### REQUIRED WORK
Leave out the pictures; transcribe all else exactly.

### STORED RECORDS
-- -- --

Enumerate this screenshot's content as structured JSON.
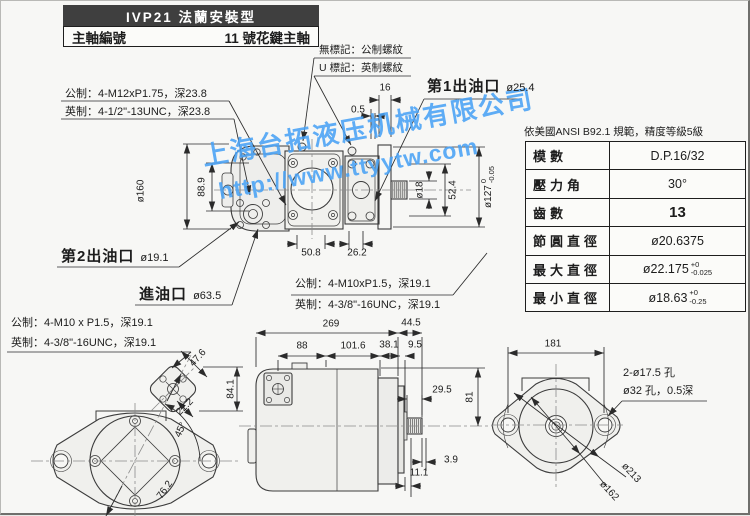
{
  "header": {
    "title": "IVP21 法蘭安裝型",
    "spindle_label": "主軸編號",
    "spindle_value": "11 號花鍵主軸"
  },
  "notes": {
    "no_mark": "無標記：公制螺紋",
    "u_mark": "U 標記：英制螺紋"
  },
  "watermark": {
    "line1": "上海台拓液压机械有限公司",
    "line2": "http://www.ttyytw.com",
    "color": "#49a2f5"
  },
  "ports": {
    "outlet1_label": "第1出油口",
    "outlet1_dia": "ø25.4",
    "outlet2_label": "第2出油口",
    "outlet2_dia": "ø19.1",
    "inlet_label": "進油口",
    "inlet_dia": "ø63.5"
  },
  "thread_specs": {
    "flange_metric": "公制：4-M12xP1.75，深23.8",
    "flange_imperial": "英制：4-1/2\"-13UNC，深23.8",
    "port2_metric": "公制：4-M10 x P1.5，深19.1",
    "port2_imperial": "英制：4-3/8\"-16UNC，深19.1",
    "port1_metric": "公制：4-M10xP1.5，深19.1",
    "port1_imperial": "英制：4-3/8\"-16UNC，深19.1"
  },
  "spline_table": {
    "title": "依美國ANSI B92.1 規範，精度等級5級",
    "rows": [
      {
        "label": "模數",
        "value": "D.P.16/32"
      },
      {
        "label": "壓力角",
        "value": "30°"
      },
      {
        "label": "齒數",
        "value": "13"
      },
      {
        "label": "節圓直徑",
        "value": "ø20.6375"
      },
      {
        "label": "最大直徑",
        "value": "ø22.175",
        "tol_top": "+0",
        "tol_bot": "-0.025"
      },
      {
        "label": "最小直徑",
        "value": "ø18.63",
        "tol_top": "+0",
        "tol_bot": "-0.25"
      }
    ]
  },
  "rear_labels": {
    "holes": "2-ø17.5 孔",
    "spotface": "ø32 孔，0.5深",
    "bolt_circle": "ø213",
    "pilot": "ø162"
  },
  "dims": {
    "shaft_len": "16",
    "shaft_offset": "0.5",
    "flange_od": "ø160",
    "port_height": "88.9",
    "shaft_dia": "ø18",
    "shaft_height": "52.4",
    "pilot_dia": "ø127",
    "pilot_tol_top": "0",
    "pilot_tol_bot": "-0.05",
    "port_span1": "50.8",
    "port_span2": "26.2",
    "total_len": "269",
    "shaft_ext": "44.5",
    "len_88": "88",
    "len_101": "101.6",
    "len_38": "38.1",
    "len_9": "9.5",
    "len_29": "29.5",
    "height_81": "81",
    "len_3_9": "3.9",
    "len_11": "11.1",
    "det_47": "47.6",
    "det_22": "22.2",
    "angle_45": "45°",
    "diag_76": "76.2",
    "det_84": "84.1",
    "rear_width": "181"
  }
}
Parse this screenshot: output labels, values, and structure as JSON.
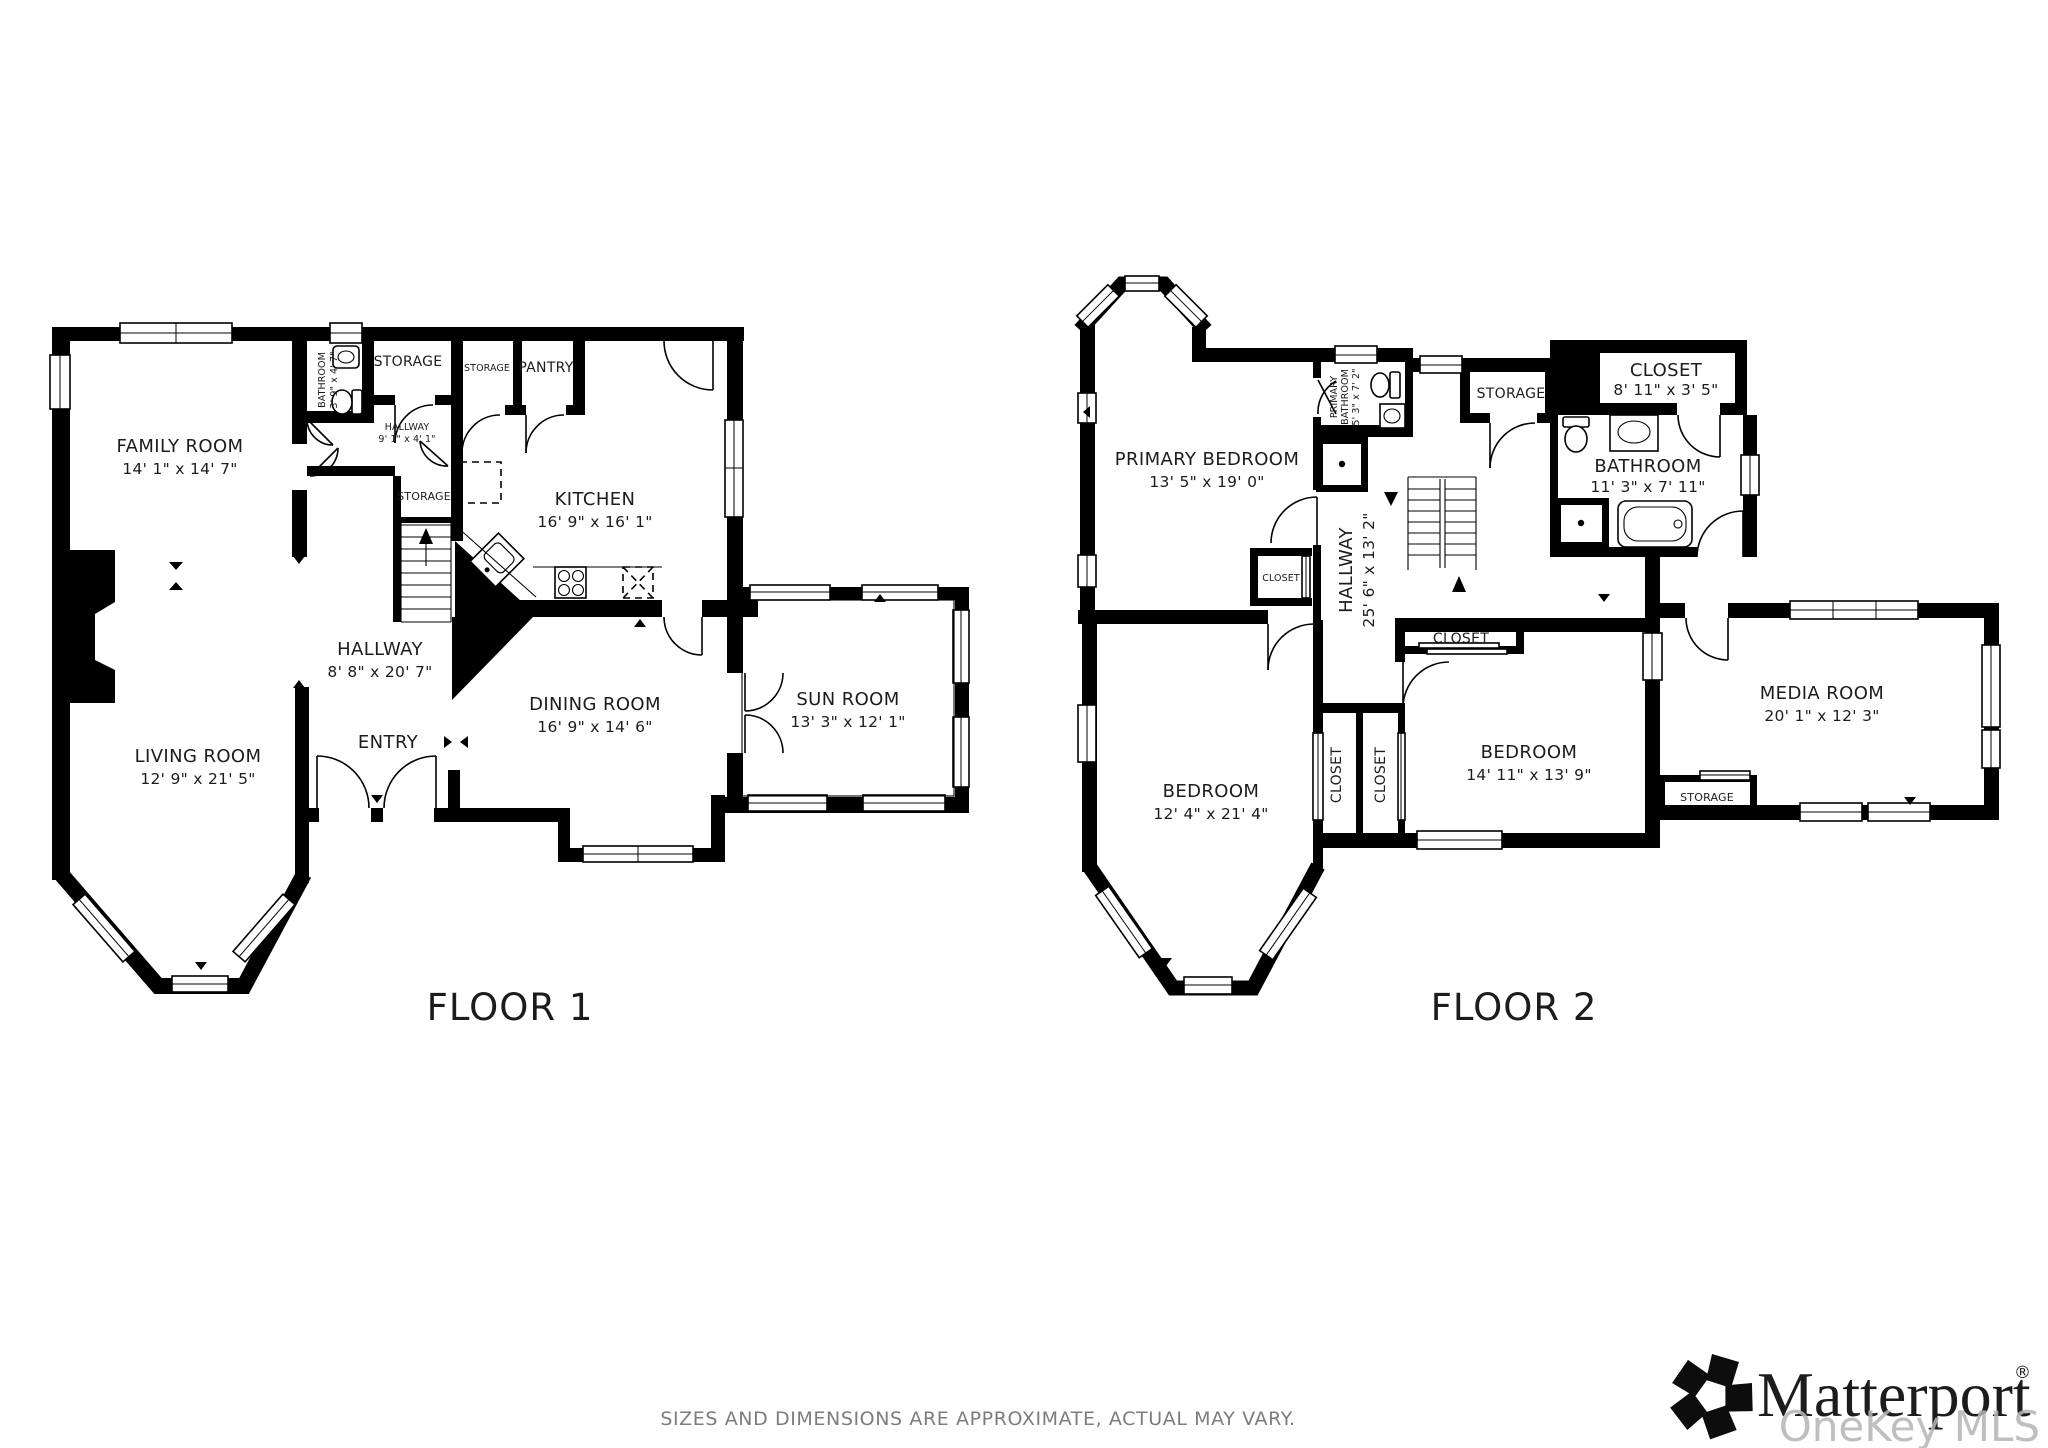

-- -- --

### WRITTEN SOLUTION
Enumerate this screenshot's content as structured JSON.
{
  "header": {
    "title": "IVP21 法蘭安裝型",
    "spindle_label": "主軸編號",
    "spindle_value": "11 號花鍵主軸"
  },
  "notes": {
    "no_mark": "無標記：公制螺紋",
    "u_mark": "U 標記：英制螺紋"
  },
  "watermark": {
    "line1": "上海台拓液压机械有限公司",
    "line2": "http://www.ttyytw.com",
    "color": "#49a2f5"
  },
  "ports": {
    "outlet1_label": "第1出油口",
    "outlet1_dia": "ø25.4",
    "outlet2_label": "第2出油口",
    "outlet2_dia": "ø19.1",
    "inlet_label": "進油口",
    "inlet_dia": "ø63.5"
  },
  "thread_specs": {
    "flange_metric": "公制：4-M12xP1.75，深23.8",
    "flange_imperial": "英制：4-1/2\"-13UNC，深23.8",
    "port2_metric": "公制：4-M10 x P1.5，深19.1",
    "port2_imperial": "英制：4-3/8\"-16UNC，深19.1",
    "port1_metric": "公制：4-M10xP1.5，深19.1",
    "port1_imperial": "英制：4-3/8\"-16UNC，深19.1"
  },
  "spline_table": {
    "title": "依美國ANSI B92.1 規範，精度等級5級",
    "rows": [
      {
        "label": "模數",
        "value": "D.P.16/32"
      },
      {
        "label": "壓力角",
        "value": "30°"
      },
      {
        "label": "齒數",
        "value": "13"
      },
      {
        "label": "節圓直徑",
        "value": "ø20.6375"
      },
      {
        "label": "最大直徑",
        "value": "ø22.175",
        "tol_top": "+0",
        "tol_bot": "-0.025"
      },
      {
        "label": "最小直徑",
        "value": "ø18.63",
        "tol_top": "+0",
        "tol_bot": "-0.25"
      }
    ]
  },
  "rear_labels": {
    "holes": "2-ø17.5 孔",
    "spotface": "ø32 孔，0.5深",
    "bolt_circle": "ø213",
    "pilot": "ø162"
  },
  "dims": {
    "shaft_len": "16",
    "shaft_offset": "0.5",
    "flange_od": "ø160",
    "port_height": "88.9",
    "shaft_dia": "ø18",
    "shaft_height": "52.4",
    "pilot_dia": "ø127",
    "pilot_tol_top": "0",
    "pilot_tol_bot": "-0.05",
    "port_span1": "50.8",
    "port_span2": "26.2",
    "total_len": "269",
    "shaft_ext": "44.5",
    "len_88": "88",
    "len_101": "101.6",
    "len_38": "38.1",
    "len_9": "9.5",
    "len_29": "29.5",
    "height_81": "81",
    "len_3_9": "3.9",
    "len_11": "11.1",
    "det_47": "47.6",
    "det_22": "22.2",
    "angle_45": "45°",
    "diag_76": "76.2",
    "det_84": "84.1",
    "rear_width": "181"
  }
}
Parse this screenshot: output labels, values, and structure as JSON.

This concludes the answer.